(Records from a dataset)
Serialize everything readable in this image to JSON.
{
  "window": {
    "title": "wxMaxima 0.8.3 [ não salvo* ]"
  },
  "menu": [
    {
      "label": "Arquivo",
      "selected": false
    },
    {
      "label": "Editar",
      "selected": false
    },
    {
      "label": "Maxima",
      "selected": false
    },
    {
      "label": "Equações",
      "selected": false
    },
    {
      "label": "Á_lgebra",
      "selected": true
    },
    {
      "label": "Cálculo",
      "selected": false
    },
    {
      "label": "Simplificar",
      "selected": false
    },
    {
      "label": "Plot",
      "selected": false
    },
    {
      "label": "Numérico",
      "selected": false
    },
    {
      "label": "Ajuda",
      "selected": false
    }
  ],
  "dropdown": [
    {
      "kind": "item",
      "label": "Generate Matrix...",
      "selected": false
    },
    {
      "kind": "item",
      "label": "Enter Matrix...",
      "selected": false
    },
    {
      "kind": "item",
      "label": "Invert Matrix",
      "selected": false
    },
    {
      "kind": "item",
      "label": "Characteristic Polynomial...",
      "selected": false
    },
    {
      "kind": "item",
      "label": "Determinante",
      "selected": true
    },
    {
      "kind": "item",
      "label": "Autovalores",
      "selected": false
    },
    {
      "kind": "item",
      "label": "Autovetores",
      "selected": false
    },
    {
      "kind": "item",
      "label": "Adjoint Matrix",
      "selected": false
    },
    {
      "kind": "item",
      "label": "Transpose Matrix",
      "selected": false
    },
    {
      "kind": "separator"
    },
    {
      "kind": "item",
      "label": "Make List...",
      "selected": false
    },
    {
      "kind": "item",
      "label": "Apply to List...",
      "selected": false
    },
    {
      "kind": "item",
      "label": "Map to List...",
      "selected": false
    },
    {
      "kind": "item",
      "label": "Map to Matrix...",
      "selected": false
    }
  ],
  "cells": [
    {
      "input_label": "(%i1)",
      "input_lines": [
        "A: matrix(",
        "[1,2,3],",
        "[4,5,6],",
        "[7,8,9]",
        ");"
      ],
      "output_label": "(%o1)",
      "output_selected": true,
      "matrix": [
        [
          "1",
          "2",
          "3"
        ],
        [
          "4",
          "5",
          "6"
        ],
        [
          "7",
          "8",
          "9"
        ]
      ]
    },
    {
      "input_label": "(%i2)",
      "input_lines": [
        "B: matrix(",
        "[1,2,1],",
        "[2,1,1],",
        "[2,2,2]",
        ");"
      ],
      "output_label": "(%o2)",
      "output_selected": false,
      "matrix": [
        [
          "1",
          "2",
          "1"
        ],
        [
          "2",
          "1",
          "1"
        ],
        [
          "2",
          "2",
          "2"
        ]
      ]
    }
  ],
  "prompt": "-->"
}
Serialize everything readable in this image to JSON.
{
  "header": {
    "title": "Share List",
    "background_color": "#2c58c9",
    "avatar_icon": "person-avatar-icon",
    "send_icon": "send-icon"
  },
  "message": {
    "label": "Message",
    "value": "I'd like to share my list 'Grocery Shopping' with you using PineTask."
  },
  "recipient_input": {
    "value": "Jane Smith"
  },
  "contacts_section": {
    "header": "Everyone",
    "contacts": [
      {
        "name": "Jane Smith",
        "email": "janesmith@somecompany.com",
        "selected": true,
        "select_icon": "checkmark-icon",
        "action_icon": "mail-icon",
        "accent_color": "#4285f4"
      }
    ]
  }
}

### Stated goal:
Establish how many lines of the records contain the string "true" and state that number without elaboration.

### Result below:
4